● Directions: Pictures aside, write out every record exactly as it appears.

● The data:

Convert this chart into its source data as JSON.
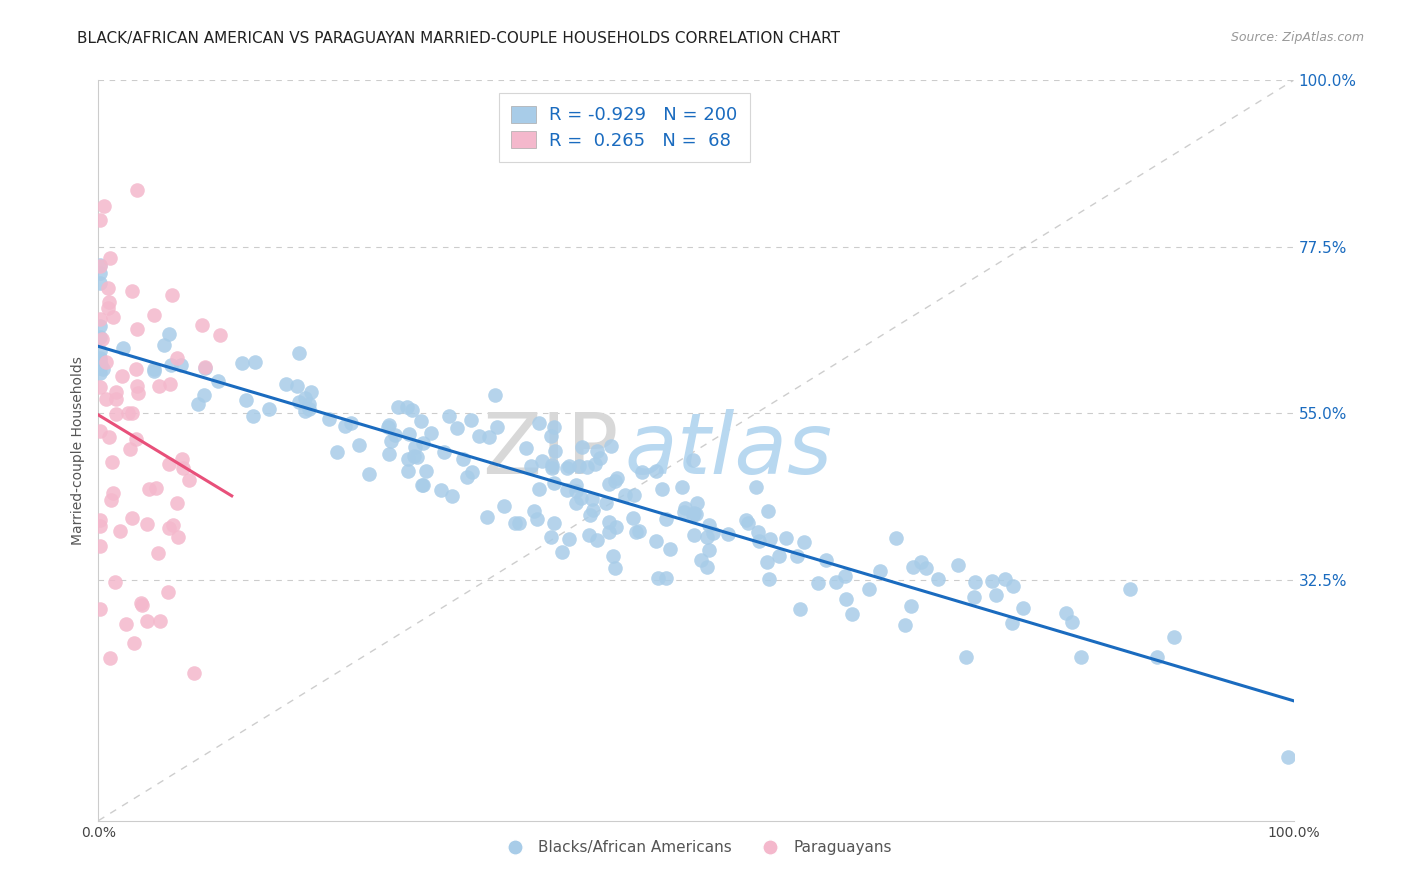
{
  "title": "BLACK/AFRICAN AMERICAN VS PARAGUAYAN MARRIED-COUPLE HOUSEHOLDS CORRELATION CHART",
  "source": "Source: ZipAtlas.com",
  "ylabel": "Married-couple Households",
  "ytick_labels": [
    "100.0%",
    "77.5%",
    "55.0%",
    "32.5%"
  ],
  "ytick_positions": [
    1.0,
    0.775,
    0.55,
    0.325
  ],
  "legend_blue_label": "R = -0.929   N = 200",
  "legend_pink_label": "R =  0.265   N =  68",
  "blue_color": "#a8cce8",
  "pink_color": "#f4b8cc",
  "blue_line_color": "#1a6bbf",
  "pink_line_color": "#e8507a",
  "diagonal_color": "#c8c8c8",
  "watermark_zip": "ZIP",
  "watermark_atlas": "atlas",
  "watermark_zip_color": "#d8d8d8",
  "watermark_atlas_color": "#b8d8f0",
  "blue_n": 200,
  "pink_n": 68,
  "tick_label_color_right": "#1a6bbf",
  "title_fontsize": 11,
  "source_fontsize": 9,
  "legend_fontsize": 13,
  "ylabel_fontsize": 10,
  "bottom_legend_label_blue": "Blacks/African Americans",
  "bottom_legend_label_pink": "Paraguayans"
}
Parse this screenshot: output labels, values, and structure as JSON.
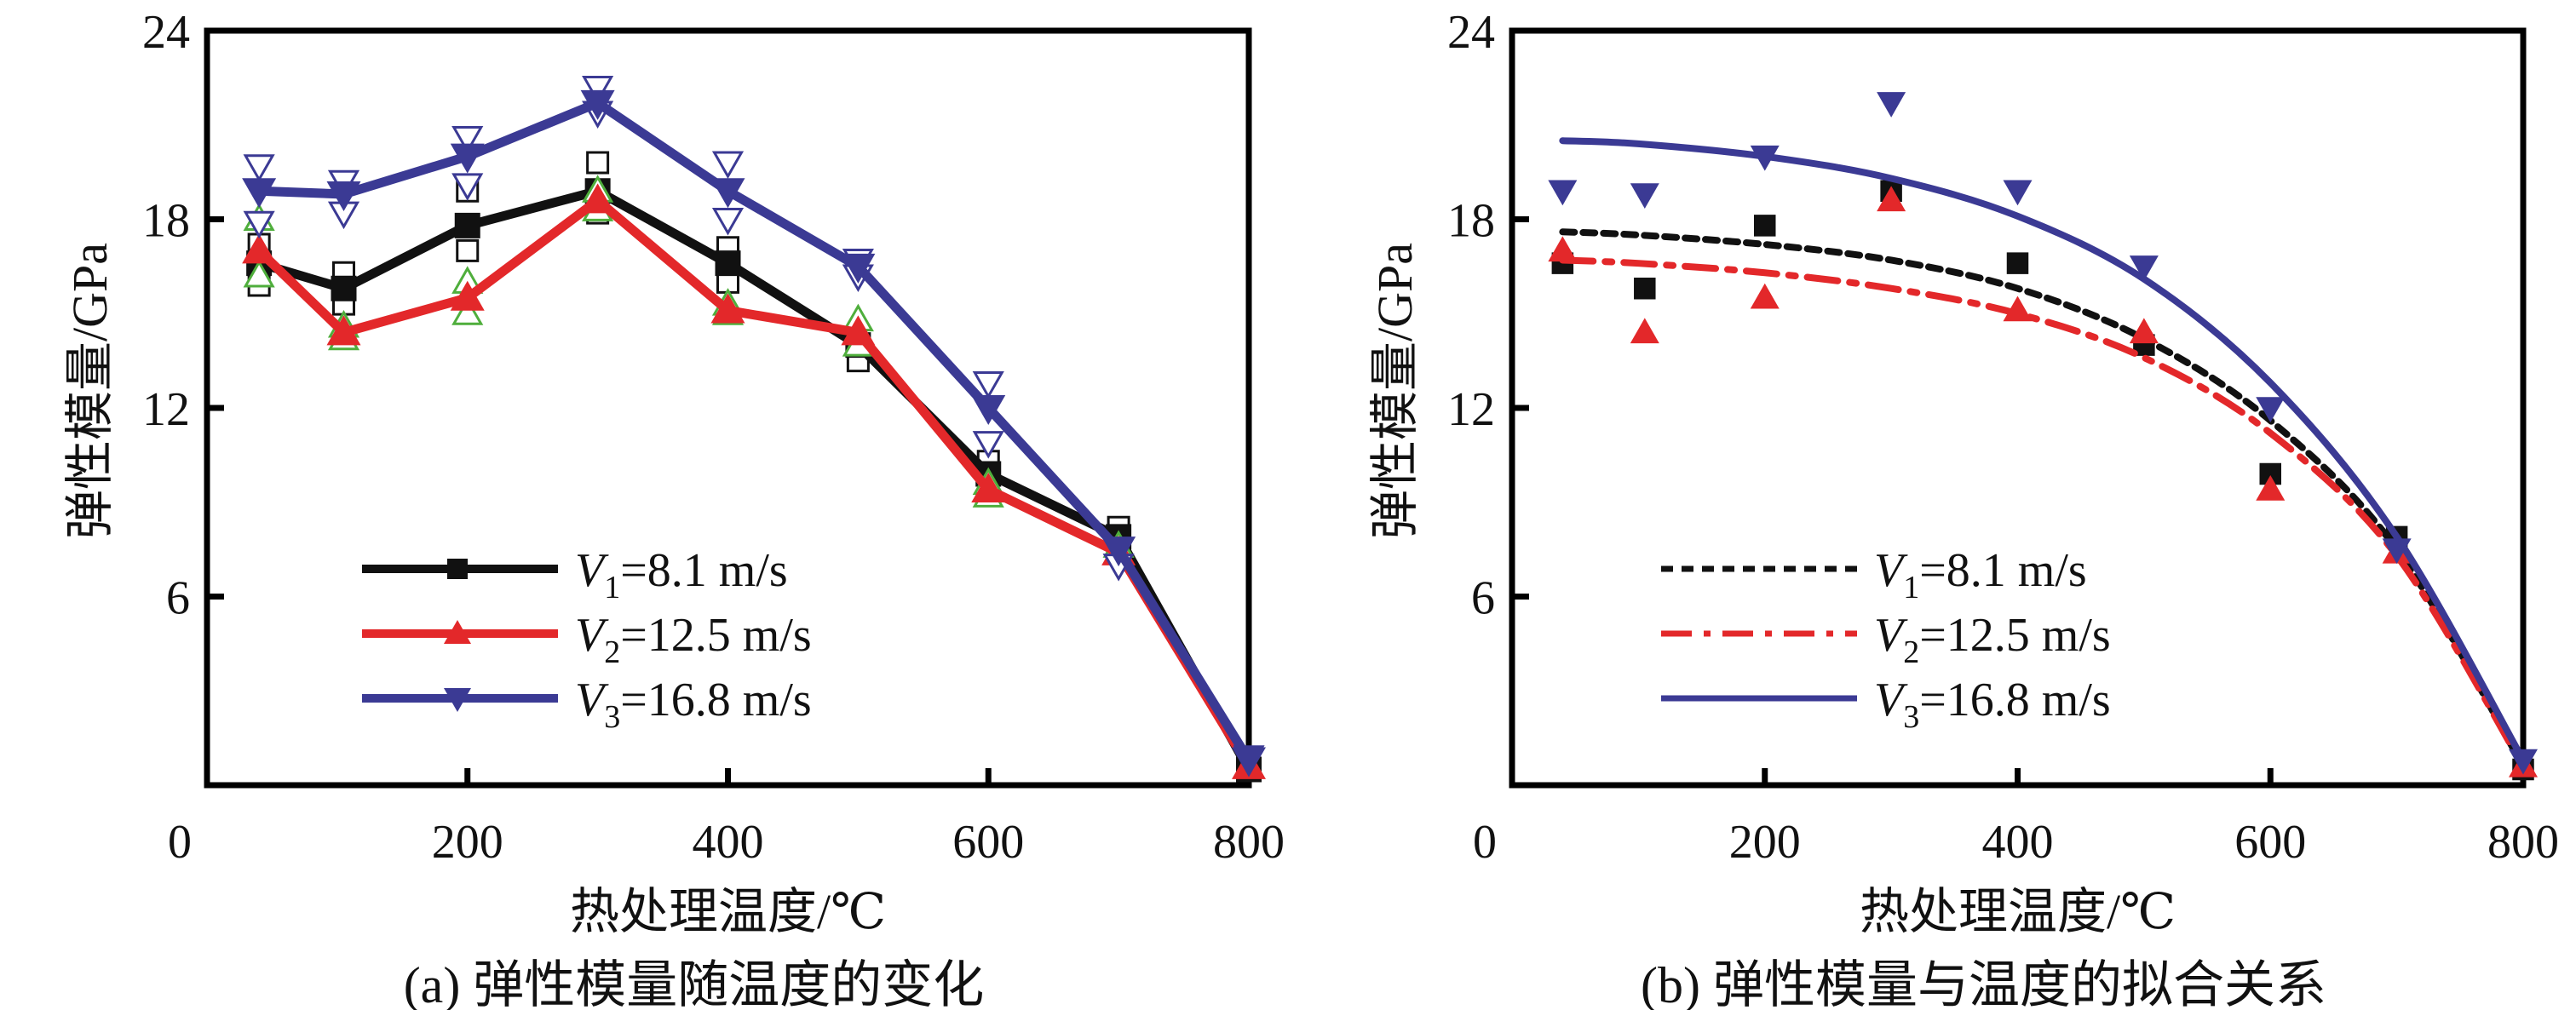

● Task response:
Convert this chart into its source data as JSON.
{
  "title": "BLACK/AFRICAN AMERICAN VS PARAGUAYAN MARRIED-COUPLE HOUSEHOLDS CORRELATION CHART",
  "source": "Source: ZipAtlas.com",
  "ylabel": "Married-couple Households",
  "ytick_labels": [
    "100.0%",
    "77.5%",
    "55.0%",
    "32.5%"
  ],
  "ytick_positions": [
    1.0,
    0.775,
    0.55,
    0.325
  ],
  "legend_blue_label": "R = -0.929   N = 200",
  "legend_pink_label": "R =  0.265   N =  68",
  "blue_color": "#a8cce8",
  "pink_color": "#f4b8cc",
  "blue_line_color": "#1a6bbf",
  "pink_line_color": "#e8507a",
  "diagonal_color": "#c8c8c8",
  "watermark_zip": "ZIP",
  "watermark_atlas": "atlas",
  "watermark_zip_color": "#d8d8d8",
  "watermark_atlas_color": "#b8d8f0",
  "blue_n": 200,
  "pink_n": 68,
  "tick_label_color_right": "#1a6bbf",
  "title_fontsize": 11,
  "source_fontsize": 9,
  "legend_fontsize": 13,
  "ylabel_fontsize": 10,
  "bottom_legend_label_blue": "Blacks/African Americans",
  "bottom_legend_label_pink": "Paraguayans"
}
Parse this screenshot: output labels, values, and structure as JSON.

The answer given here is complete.